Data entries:
#####

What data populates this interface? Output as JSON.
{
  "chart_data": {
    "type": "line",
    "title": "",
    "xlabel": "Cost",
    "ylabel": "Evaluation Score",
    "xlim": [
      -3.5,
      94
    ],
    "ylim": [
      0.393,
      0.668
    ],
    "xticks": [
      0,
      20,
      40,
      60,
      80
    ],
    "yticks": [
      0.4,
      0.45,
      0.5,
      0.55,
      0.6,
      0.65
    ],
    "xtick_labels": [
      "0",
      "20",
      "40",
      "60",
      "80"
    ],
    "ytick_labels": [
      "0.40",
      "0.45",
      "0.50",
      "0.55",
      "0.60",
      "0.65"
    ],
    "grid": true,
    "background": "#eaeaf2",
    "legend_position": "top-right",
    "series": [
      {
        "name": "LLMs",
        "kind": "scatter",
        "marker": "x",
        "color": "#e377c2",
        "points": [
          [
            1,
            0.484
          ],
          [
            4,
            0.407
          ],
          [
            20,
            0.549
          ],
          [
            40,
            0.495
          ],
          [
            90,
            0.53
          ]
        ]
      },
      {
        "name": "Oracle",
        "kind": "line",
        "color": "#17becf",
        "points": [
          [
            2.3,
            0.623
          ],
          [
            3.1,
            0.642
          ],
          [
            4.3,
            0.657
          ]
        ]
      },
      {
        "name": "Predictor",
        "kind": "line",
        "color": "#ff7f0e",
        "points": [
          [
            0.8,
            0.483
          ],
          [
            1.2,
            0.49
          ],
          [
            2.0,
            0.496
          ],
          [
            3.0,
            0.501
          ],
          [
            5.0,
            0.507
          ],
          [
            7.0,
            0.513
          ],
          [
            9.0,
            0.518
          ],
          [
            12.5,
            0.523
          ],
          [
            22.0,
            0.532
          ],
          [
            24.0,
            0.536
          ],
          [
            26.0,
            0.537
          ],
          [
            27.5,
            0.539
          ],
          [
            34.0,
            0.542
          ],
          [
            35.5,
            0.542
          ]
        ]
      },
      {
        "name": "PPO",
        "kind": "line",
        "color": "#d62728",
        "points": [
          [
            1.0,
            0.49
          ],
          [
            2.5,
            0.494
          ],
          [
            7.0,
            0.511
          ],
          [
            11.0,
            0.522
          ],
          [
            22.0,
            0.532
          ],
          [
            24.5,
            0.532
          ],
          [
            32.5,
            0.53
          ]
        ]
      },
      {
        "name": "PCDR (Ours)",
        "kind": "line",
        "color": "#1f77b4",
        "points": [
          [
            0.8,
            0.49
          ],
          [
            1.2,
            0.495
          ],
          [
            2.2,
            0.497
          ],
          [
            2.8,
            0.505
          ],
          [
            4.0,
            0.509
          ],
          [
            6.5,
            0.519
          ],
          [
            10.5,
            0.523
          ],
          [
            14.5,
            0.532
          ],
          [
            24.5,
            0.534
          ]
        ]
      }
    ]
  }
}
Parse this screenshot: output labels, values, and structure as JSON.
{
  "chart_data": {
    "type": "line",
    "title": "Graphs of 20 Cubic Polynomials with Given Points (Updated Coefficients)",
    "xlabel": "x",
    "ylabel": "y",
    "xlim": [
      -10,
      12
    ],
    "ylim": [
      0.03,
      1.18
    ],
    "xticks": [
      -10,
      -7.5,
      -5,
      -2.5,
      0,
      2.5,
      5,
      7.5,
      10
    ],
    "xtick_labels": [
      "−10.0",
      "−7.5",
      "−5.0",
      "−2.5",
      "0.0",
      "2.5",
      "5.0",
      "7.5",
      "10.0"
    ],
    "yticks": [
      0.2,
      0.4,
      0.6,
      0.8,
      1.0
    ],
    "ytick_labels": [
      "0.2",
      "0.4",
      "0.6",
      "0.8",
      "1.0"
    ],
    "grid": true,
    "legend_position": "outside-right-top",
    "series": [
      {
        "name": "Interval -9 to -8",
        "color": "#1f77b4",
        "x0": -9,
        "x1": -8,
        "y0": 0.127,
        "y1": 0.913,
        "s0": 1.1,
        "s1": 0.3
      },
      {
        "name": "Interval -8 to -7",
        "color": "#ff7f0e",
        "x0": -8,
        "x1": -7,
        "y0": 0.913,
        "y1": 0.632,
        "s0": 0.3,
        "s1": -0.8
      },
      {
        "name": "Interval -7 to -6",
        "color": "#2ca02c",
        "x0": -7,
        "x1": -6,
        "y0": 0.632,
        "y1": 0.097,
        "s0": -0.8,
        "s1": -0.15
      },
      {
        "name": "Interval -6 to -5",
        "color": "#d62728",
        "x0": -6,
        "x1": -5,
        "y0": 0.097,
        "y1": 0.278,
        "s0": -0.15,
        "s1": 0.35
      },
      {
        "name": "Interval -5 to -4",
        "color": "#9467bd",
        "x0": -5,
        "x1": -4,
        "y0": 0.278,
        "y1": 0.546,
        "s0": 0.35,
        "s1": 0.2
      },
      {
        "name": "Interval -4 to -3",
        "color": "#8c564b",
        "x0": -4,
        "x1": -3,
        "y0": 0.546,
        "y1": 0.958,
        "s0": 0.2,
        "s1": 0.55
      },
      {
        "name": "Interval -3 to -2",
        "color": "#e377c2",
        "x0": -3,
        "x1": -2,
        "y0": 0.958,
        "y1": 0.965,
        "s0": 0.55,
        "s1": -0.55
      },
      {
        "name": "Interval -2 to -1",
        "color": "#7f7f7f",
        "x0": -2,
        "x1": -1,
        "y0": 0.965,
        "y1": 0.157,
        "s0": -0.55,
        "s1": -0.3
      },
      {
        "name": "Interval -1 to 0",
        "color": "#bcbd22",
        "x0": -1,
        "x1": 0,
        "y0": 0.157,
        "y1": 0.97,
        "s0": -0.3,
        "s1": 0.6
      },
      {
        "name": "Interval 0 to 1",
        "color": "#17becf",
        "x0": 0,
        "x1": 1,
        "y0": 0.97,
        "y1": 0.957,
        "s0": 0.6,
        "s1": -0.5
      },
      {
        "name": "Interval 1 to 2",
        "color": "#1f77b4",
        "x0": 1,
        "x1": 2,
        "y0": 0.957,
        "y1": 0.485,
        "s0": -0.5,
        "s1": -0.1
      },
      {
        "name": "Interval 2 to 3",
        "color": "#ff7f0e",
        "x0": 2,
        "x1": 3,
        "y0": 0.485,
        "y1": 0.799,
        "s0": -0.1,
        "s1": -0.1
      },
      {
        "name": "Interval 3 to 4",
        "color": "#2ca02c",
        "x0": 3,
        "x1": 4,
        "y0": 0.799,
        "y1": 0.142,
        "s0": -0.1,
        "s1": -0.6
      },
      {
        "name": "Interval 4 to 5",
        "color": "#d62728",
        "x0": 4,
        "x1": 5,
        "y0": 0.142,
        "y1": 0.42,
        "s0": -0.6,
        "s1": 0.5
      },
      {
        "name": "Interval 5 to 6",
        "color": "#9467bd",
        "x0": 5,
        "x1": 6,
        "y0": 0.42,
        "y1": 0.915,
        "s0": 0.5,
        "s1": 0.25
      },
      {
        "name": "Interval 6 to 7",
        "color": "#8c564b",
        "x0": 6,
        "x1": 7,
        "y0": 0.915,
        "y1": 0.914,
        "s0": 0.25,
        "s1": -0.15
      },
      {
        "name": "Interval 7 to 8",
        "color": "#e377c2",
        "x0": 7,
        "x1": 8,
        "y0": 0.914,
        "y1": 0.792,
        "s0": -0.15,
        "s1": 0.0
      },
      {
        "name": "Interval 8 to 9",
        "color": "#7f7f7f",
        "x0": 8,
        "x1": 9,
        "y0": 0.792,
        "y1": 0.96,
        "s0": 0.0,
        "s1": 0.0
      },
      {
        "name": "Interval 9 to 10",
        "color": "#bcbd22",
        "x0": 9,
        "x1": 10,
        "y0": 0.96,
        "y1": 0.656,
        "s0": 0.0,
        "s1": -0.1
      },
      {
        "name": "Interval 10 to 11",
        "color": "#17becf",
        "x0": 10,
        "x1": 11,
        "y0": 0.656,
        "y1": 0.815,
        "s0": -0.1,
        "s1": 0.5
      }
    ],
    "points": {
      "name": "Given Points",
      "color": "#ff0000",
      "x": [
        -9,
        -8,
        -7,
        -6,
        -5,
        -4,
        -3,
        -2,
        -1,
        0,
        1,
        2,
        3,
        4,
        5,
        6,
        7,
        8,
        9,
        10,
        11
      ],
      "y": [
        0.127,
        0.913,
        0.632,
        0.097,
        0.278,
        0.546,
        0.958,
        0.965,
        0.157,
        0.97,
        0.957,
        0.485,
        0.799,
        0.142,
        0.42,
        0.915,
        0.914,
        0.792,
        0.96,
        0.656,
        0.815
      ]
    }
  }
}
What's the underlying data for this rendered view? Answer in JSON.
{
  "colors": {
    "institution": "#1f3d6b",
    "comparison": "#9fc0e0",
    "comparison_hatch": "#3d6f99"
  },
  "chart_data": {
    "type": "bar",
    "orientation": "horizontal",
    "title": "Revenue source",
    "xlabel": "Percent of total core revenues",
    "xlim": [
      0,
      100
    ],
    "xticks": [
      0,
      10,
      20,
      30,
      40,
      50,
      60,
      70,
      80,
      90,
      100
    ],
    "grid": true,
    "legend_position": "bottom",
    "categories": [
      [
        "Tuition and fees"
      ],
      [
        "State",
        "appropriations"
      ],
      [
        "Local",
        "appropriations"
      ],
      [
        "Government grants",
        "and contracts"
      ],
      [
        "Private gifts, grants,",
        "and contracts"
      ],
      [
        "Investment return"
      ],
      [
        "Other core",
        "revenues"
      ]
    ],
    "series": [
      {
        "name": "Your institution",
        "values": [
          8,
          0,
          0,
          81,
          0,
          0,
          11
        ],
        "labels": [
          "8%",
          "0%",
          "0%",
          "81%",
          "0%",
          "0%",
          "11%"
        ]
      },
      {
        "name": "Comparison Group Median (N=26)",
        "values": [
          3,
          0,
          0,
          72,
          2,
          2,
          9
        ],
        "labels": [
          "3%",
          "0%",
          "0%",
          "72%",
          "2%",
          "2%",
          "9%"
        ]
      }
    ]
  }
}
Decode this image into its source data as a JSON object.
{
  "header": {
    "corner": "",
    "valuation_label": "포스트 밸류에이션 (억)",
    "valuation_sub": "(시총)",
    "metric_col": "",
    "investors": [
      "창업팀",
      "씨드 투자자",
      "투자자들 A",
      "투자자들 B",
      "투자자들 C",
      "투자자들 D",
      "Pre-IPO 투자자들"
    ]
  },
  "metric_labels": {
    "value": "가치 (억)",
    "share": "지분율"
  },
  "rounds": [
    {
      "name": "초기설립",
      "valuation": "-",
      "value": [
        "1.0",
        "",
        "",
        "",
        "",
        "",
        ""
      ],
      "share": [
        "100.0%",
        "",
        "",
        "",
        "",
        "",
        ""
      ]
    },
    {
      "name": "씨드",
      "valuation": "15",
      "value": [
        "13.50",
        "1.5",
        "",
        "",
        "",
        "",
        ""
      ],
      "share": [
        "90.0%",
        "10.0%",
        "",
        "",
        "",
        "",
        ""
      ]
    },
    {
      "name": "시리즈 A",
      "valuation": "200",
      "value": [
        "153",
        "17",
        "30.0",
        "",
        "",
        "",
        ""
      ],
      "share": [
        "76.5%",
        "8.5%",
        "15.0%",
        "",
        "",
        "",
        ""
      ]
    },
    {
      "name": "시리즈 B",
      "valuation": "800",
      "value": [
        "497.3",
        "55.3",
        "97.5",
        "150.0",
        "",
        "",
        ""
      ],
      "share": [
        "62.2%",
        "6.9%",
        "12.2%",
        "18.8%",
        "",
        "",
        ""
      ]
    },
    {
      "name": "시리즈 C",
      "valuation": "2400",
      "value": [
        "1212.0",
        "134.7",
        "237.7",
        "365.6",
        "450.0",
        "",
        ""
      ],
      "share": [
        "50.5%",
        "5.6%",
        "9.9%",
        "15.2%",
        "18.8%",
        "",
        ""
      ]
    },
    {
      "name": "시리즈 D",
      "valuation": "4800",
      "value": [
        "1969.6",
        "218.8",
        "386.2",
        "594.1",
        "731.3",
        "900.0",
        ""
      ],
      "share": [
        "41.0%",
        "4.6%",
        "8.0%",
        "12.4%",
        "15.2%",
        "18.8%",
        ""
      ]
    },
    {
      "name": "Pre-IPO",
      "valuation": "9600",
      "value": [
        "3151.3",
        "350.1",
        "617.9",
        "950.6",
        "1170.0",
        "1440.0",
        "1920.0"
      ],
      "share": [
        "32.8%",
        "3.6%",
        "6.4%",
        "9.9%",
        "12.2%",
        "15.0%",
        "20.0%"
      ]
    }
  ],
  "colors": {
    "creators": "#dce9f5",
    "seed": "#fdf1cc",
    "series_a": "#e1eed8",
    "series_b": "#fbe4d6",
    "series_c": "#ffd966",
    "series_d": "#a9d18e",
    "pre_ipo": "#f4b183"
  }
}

#####

=== YOUR TASK ===
Only lines holding the string "Given" are wanted; gather each one from the entries above.

=== THE COMPLETED TASK ===
    "title": "Graphs of 20 Cubic Polynomials with Given Points (Updated Coefficients)",
      "name": "Given Points",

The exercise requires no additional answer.